** Begin Given entries **

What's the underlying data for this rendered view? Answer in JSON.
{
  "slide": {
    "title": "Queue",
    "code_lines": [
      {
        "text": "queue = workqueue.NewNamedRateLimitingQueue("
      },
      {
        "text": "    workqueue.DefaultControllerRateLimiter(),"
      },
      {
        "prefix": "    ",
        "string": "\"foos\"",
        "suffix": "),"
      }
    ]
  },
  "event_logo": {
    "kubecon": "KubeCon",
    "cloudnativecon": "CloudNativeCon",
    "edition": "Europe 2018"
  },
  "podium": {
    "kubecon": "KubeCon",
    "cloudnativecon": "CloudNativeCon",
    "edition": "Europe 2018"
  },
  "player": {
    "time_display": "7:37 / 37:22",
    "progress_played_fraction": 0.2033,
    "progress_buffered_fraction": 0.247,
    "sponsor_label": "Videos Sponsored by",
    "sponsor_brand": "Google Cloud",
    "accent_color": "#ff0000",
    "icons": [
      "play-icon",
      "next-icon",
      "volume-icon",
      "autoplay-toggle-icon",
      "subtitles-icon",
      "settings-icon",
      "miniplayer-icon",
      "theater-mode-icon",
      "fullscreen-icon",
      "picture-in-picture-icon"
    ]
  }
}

** End Given entries **

◆ **The problem**
Would you write down every record again, exactly?

◆ **Exercise answer**
What's the underlying data for this rendered view? Answer in JSON.
{
  "slide": {
    "title": "Queue",
    "code_lines": [
      {
        "text": "queue = workqueue.NewNamedRateLimitingQueue("
      },
      {
        "text": "    workqueue.DefaultControllerRateLimiter(),"
      },
      {
        "prefix": "    ",
        "string": "\"foos\"",
        "suffix": "),"
      }
    ]
  },
  "event_logo": {
    "kubecon": "KubeCon",
    "cloudnativecon": "CloudNativeCon",
    "edition": "Europe 2018"
  },
  "podium": {
    "kubecon": "KubeCon",
    "cloudnativecon": "CloudNativeCon",
    "edition": "Europe 2018"
  },
  "player": {
    "time_display": "7:37 / 37:22",
    "progress_played_fraction": 0.2033,
    "progress_buffered_fraction": 0.247,
    "sponsor_label": "Videos Sponsored by",
    "sponsor_brand": "Google Cloud",
    "accent_color": "#ff0000",
    "icons": [
      "play-icon",
      "next-icon",
      "volume-icon",
      "autoplay-toggle-icon",
      "subtitles-icon",
      "settings-icon",
      "miniplayer-icon",
      "theater-mode-icon",
      "fullscreen-icon",
      "picture-in-picture-icon"
    ]
  }
}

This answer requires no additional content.